● **WHAT YOU NEED TO DO**
Copy each line of the material below that includes the string "selected".

Stored entries
▬▬▬▬▬▬

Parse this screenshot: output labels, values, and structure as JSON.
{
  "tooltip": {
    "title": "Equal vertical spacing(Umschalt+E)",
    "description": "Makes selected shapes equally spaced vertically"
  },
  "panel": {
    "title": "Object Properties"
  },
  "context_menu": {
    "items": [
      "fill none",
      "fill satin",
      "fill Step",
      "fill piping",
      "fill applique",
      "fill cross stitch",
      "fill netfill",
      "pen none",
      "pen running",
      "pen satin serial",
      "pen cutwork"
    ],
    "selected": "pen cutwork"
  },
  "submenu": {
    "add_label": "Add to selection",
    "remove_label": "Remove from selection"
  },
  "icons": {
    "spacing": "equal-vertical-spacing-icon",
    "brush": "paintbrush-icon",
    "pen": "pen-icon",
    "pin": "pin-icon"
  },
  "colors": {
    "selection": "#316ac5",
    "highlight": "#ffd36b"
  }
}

▬▬▬▬▬▬

● **RESULT**
    "description": "Makes selected shapes equally spaced vertically"
    "selected": "pen cutwork"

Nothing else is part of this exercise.